- Aim of the task -
Copy every one of the following rows verbatim, without altering any character.

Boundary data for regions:
◆ ◆ ◆ ◆
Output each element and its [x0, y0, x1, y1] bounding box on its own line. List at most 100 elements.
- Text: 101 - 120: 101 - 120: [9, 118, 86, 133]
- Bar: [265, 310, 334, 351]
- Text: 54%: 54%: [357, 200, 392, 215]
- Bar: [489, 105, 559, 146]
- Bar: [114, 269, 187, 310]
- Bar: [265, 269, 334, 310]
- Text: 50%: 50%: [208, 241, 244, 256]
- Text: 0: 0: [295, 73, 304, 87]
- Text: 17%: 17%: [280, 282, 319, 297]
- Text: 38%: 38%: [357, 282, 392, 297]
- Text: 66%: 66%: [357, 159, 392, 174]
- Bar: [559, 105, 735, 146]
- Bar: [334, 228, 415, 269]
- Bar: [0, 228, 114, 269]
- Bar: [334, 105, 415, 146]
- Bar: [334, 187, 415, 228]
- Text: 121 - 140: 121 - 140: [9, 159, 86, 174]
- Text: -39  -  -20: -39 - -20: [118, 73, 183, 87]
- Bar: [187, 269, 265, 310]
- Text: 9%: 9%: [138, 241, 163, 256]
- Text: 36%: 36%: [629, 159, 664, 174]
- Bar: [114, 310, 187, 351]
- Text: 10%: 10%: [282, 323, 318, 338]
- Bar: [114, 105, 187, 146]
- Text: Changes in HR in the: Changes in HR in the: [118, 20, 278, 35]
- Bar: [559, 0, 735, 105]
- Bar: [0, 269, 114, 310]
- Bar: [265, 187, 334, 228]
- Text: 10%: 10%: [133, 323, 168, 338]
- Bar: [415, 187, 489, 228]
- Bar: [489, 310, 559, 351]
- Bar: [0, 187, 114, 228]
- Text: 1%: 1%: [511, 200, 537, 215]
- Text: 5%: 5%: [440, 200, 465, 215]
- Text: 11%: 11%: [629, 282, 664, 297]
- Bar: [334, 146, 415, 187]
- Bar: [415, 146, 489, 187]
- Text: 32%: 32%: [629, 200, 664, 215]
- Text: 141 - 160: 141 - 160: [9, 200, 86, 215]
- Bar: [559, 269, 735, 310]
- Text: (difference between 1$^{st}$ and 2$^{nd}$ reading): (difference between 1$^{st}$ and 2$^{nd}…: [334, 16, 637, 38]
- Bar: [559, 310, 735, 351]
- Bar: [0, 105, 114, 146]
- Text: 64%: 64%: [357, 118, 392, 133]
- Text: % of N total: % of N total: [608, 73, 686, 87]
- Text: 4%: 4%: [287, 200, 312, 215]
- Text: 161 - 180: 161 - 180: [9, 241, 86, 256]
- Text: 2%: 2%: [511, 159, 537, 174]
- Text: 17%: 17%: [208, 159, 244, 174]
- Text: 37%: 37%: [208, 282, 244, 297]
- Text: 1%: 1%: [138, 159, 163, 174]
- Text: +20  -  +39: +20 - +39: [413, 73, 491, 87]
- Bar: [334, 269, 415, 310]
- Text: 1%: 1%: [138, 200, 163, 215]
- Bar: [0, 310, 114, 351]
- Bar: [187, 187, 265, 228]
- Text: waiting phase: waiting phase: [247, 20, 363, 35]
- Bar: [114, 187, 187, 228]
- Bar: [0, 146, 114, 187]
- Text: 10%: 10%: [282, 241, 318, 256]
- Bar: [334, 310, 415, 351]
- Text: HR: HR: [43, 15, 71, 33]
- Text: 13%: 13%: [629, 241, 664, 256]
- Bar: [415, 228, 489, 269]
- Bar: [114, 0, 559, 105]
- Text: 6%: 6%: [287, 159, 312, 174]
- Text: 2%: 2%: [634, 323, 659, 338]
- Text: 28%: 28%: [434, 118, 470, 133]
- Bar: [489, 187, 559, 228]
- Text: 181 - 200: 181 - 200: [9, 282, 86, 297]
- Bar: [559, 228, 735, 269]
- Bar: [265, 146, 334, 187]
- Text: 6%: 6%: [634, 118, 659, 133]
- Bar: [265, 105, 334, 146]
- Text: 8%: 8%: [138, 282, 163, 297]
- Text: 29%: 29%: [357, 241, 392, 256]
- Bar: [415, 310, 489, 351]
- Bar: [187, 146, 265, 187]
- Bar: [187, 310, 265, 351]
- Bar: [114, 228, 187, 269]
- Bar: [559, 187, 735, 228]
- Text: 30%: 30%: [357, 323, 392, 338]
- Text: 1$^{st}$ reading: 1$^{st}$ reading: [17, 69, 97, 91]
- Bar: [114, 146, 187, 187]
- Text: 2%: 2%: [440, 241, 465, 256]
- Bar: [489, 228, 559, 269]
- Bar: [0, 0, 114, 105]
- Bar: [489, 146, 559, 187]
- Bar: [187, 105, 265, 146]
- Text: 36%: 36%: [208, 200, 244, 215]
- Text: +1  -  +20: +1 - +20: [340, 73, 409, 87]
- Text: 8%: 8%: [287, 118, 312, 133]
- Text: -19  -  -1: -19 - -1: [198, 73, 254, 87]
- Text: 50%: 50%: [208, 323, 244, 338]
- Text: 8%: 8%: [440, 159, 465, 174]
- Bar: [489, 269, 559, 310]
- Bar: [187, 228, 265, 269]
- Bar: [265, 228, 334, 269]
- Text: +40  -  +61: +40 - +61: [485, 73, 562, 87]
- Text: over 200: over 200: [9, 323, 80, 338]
◆ ◆ ◆ ◆
- Output for this task -
Output each element and its [x0, y0, x1, y1] bounding box on its own line. List at most 100 elements.
- Text: 101 - 120: 101 - 120: [9, 118, 86, 133]
- Bar: [265, 310, 334, 351]
- Text: 54%: 54%: [357, 200, 392, 215]
- Bar: [489, 105, 559, 146]
- Bar: [114, 269, 187, 310]
- Bar: [265, 269, 334, 310]
- Text: 50%: 50%: [208, 241, 244, 256]
- Text: 0: 0: [295, 73, 304, 87]
- Text: 17%: 17%: [280, 282, 319, 297]
- Text: 38%: 38%: [357, 282, 392, 297]
- Text: 66%: 66%: [357, 159, 392, 174]
- Bar: [559, 105, 735, 146]
- Bar: [334, 228, 415, 269]
- Bar: [0, 228, 114, 269]
- Bar: [334, 105, 415, 146]
- Bar: [334, 187, 415, 228]
- Text: 121 - 140: 121 - 140: [9, 159, 86, 174]
- Text: -39  -  -20: -39 - -20: [118, 73, 183, 87]
- Bar: [187, 269, 265, 310]
- Text: 9%: 9%: [138, 241, 163, 256]
- Text: 36%: 36%: [629, 159, 664, 174]
- Bar: [114, 310, 187, 351]
- Text: 10%: 10%: [282, 323, 318, 338]
- Bar: [114, 105, 187, 146]
- Text: Changes in HR in the: Changes in HR in the: [118, 20, 278, 35]
- Bar: [559, 0, 735, 105]
- Bar: [0, 269, 114, 310]
- Bar: [265, 187, 334, 228]
- Text: 10%: 10%: [133, 323, 168, 338]
- Bar: [415, 187, 489, 228]
- Bar: [489, 310, 559, 351]
- Bar: [0, 187, 114, 228]
- Text: 1%: 1%: [511, 200, 537, 215]
- Text: 5%: 5%: [440, 200, 465, 215]
- Text: 11%: 11%: [629, 282, 664, 297]
- Bar: [334, 146, 415, 187]
- Bar: [415, 146, 489, 187]
- Text: 32%: 32%: [629, 200, 664, 215]
- Text: 141 - 160: 141 - 160: [9, 200, 86, 215]
- Bar: [559, 269, 735, 310]
- Text: (difference between 1$^{st}$ and 2$^{nd}$ reading): (difference between 1$^{st}$ and 2$^{nd}…: [334, 16, 637, 38]
- Bar: [559, 310, 735, 351]
- Bar: [0, 105, 114, 146]
- Text: 64%: 64%: [357, 118, 392, 133]
- Text: % of N total: % of N total: [608, 73, 686, 87]
- Text: 4%: 4%: [287, 200, 312, 215]
- Text: 161 - 180: 161 - 180: [9, 241, 86, 256]
- Text: 2%: 2%: [511, 159, 537, 174]
- Text: 17%: 17%: [208, 159, 244, 174]
- Text: 37%: 37%: [208, 282, 244, 297]
- Text: 1%: 1%: [138, 159, 163, 174]
- Text: +20  -  +39: +20 - +39: [413, 73, 491, 87]
- Bar: [334, 269, 415, 310]
- Text: 1%: 1%: [138, 200, 163, 215]
- Bar: [0, 310, 114, 351]
- Bar: [187, 187, 265, 228]
- Text: waiting phase: waiting phase: [247, 20, 363, 35]
- Bar: [114, 187, 187, 228]
- Bar: [0, 146, 114, 187]
- Text: 10%: 10%: [282, 241, 318, 256]
- Bar: [334, 310, 415, 351]
- Text: HR: HR: [43, 15, 71, 33]
- Text: 13%: 13%: [629, 241, 664, 256]
- Bar: [415, 228, 489, 269]
- Bar: [114, 0, 559, 105]
- Text: 6%: 6%: [287, 159, 312, 174]
- Text: 2%: 2%: [634, 323, 659, 338]
- Text: 28%: 28%: [434, 118, 470, 133]
- Bar: [489, 187, 559, 228]
- Text: 181 - 200: 181 - 200: [9, 282, 86, 297]
- Bar: [559, 228, 735, 269]
- Bar: [265, 146, 334, 187]
- Text: 6%: 6%: [634, 118, 659, 133]
- Bar: [265, 105, 334, 146]
- Text: 8%: 8%: [138, 282, 163, 297]
- Text: 29%: 29%: [357, 241, 392, 256]
- Bar: [415, 310, 489, 351]
- Bar: [187, 146, 265, 187]
- Bar: [187, 310, 265, 351]
- Bar: [114, 228, 187, 269]
- Bar: [559, 187, 735, 228]
- Text: 30%: 30%: [357, 323, 392, 338]
- Text: 1$^{st}$ reading: 1$^{st}$ reading: [17, 69, 97, 91]
- Bar: [114, 146, 187, 187]
- Text: 2%: 2%: [440, 241, 465, 256]
- Bar: [489, 228, 559, 269]
- Bar: [0, 0, 114, 105]
- Bar: [489, 146, 559, 187]
- Bar: [187, 105, 265, 146]
- Text: 36%: 36%: [208, 200, 244, 215]
- Text: +1  -  +20: +1 - +20: [340, 73, 409, 87]
- Text: 8%: 8%: [287, 118, 312, 133]
- Text: -19  -  -1: -19 - -1: [198, 73, 254, 87]
- Text: 50%: 50%: [208, 323, 244, 338]
- Text: 8%: 8%: [440, 159, 465, 174]
- Bar: [489, 269, 559, 310]
- Bar: [187, 228, 265, 269]
- Bar: [265, 228, 334, 269]
- Text: +40  -  +61: +40 - +61: [485, 73, 562, 87]
- Text: over 200: over 200: [9, 323, 80, 338]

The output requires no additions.